• **TASK STATEMENT**
Pick out every line holding the string "CTRL" and copy it.

• **GIVEN ENTRIES**

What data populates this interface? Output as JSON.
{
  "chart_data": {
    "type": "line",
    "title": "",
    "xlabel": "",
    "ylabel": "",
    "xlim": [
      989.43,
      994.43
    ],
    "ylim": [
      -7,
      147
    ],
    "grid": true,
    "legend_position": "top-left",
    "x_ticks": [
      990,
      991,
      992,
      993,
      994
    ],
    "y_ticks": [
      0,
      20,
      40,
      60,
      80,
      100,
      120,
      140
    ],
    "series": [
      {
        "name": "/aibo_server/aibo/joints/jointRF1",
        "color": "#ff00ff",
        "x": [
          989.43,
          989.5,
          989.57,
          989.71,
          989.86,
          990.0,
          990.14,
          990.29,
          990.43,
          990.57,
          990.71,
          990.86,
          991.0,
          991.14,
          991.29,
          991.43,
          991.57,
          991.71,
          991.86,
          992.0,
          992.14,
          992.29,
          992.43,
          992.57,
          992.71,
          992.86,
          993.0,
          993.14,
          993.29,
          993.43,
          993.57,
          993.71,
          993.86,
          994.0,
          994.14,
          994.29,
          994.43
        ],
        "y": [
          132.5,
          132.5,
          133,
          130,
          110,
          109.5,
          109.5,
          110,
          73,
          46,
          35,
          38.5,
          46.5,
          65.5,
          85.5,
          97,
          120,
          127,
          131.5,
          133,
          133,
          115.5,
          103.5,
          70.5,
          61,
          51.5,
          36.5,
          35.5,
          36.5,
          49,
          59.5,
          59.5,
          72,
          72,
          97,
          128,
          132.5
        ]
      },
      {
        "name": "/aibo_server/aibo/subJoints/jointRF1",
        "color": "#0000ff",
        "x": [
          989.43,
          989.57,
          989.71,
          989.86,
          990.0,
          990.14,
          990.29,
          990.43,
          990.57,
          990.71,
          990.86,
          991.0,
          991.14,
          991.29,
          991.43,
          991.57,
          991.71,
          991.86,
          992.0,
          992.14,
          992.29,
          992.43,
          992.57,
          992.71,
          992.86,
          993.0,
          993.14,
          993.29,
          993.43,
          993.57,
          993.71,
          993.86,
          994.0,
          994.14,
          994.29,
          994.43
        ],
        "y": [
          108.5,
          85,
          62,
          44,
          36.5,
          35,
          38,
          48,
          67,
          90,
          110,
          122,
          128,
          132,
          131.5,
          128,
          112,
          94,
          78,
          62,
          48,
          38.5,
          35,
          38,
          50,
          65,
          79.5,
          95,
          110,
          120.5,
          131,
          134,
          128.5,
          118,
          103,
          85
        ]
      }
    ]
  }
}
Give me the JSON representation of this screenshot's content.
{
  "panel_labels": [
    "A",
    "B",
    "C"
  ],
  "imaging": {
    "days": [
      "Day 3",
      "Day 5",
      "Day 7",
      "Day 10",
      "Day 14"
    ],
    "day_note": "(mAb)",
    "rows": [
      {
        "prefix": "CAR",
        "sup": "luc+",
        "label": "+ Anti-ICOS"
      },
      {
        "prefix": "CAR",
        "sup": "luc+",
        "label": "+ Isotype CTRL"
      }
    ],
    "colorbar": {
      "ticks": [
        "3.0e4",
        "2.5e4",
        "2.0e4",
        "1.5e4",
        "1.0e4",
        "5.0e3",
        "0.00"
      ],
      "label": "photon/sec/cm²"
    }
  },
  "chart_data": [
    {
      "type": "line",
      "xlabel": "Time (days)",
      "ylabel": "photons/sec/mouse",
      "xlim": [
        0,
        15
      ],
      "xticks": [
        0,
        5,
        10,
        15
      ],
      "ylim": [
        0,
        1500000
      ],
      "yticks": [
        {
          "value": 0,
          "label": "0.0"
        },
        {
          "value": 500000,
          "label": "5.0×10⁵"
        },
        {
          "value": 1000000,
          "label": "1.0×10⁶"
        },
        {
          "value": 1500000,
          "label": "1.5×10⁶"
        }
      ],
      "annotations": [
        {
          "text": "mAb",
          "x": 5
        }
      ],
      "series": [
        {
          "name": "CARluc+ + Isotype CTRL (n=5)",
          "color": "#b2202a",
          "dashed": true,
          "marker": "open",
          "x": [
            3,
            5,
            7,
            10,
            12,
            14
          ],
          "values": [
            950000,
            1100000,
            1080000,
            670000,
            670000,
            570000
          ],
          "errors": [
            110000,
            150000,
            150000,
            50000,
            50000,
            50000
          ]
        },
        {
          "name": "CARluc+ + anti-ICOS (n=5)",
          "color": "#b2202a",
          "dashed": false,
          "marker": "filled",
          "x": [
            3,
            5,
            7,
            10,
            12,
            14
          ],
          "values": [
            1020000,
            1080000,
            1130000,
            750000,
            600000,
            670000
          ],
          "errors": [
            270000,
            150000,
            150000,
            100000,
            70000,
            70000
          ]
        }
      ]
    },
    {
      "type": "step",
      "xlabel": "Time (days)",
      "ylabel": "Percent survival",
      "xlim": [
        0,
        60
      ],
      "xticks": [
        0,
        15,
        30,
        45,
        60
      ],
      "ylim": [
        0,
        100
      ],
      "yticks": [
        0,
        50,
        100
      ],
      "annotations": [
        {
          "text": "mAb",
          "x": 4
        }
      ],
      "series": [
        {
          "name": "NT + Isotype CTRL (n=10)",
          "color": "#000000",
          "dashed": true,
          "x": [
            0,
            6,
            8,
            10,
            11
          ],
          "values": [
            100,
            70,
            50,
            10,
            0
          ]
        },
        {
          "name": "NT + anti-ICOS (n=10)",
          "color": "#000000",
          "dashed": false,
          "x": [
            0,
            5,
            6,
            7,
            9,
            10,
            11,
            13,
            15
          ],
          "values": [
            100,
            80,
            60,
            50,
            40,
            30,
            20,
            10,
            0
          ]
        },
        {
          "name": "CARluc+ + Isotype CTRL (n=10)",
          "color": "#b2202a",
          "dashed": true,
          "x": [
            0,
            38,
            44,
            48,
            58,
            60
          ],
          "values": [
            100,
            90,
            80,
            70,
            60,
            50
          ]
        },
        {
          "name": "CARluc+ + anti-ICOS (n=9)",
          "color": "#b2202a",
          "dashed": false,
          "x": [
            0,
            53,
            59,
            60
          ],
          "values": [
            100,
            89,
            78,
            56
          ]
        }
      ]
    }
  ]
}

• **THE RESULT**
        "label": "+ Isotype CTRL"
          "name": "CARluc+ + Isotype CTRL (n=5)",
          "name": "NT + Isotype CTRL (n=10)",
          "name": "CARluc+ + Isotype CTRL (n=10)",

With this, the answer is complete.